(Stored entries)
- - - -

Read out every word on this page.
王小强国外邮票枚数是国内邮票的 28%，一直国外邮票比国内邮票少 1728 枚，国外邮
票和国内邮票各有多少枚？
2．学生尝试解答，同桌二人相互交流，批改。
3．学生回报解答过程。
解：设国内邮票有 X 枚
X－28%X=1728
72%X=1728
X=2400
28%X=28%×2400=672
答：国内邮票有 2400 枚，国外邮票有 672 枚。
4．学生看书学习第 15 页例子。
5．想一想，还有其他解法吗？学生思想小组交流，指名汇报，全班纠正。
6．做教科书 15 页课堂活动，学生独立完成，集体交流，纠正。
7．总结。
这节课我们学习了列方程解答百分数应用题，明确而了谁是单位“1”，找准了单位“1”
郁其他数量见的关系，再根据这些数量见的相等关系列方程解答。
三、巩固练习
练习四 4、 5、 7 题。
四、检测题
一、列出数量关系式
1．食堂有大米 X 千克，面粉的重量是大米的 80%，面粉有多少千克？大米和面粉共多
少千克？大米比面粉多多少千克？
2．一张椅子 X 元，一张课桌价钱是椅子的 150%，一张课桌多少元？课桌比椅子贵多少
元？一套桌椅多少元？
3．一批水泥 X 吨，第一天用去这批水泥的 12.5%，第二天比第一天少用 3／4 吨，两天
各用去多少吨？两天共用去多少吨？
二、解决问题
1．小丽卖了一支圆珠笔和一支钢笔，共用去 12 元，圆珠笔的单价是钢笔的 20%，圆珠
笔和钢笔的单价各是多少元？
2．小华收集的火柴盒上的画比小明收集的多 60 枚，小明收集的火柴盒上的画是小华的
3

- - - -

== TASK STATEMENT ==
Give all of the entries again, word for word.

== TASK SOLUTION ==
Read out every word on this page.
王小强国外邮票枚数是国内邮票的 28%，一直国外邮票比国内邮票少 1728 枚，国外邮
票和国内邮票各有多少枚？
2．学生尝试解答，同桌二人相互交流，批改。
3．学生回报解答过程。
解：设国内邮票有 X 枚
X－28%X=1728
72%X=1728
X=2400
28%X=28%×2400=672
答：国内邮票有 2400 枚，国外邮票有 672 枚。
4．学生看书学习第 15 页例子。
5．想一想，还有其他解法吗？学生思想小组交流，指名汇报，全班纠正。
6．做教科书 15 页课堂活动，学生独立完成，集体交流，纠正。
7．总结。
这节课我们学习了列方程解答百分数应用题，明确而了谁是单位“1”，找准了单位“1”
郁其他数量见的关系，再根据这些数量见的相等关系列方程解答。
三、巩固练习
练习四 4、 5、 7 题。
四、检测题
一、列出数量关系式
1．食堂有大米 X 千克，面粉的重量是大米的 80%，面粉有多少千克？大米和面粉共多
少千克？大米比面粉多多少千克？
2．一张椅子 X 元，一张课桌价钱是椅子的 150%，一张课桌多少元？课桌比椅子贵多少
元？一套桌椅多少元？
3．一批水泥 X 吨，第一天用去这批水泥的 12.5%，第二天比第一天少用 3／4 吨，两天
各用去多少吨？两天共用去多少吨？
二、解决问题
1．小丽卖了一支圆珠笔和一支钢笔，共用去 12 元，圆珠笔的单价是钢笔的 20%，圆珠
笔和钢笔的单价各是多少元？
2．小华收集的火柴盒上的画比小明收集的多 60 枚，小明收集的火柴盒上的画是小华的
3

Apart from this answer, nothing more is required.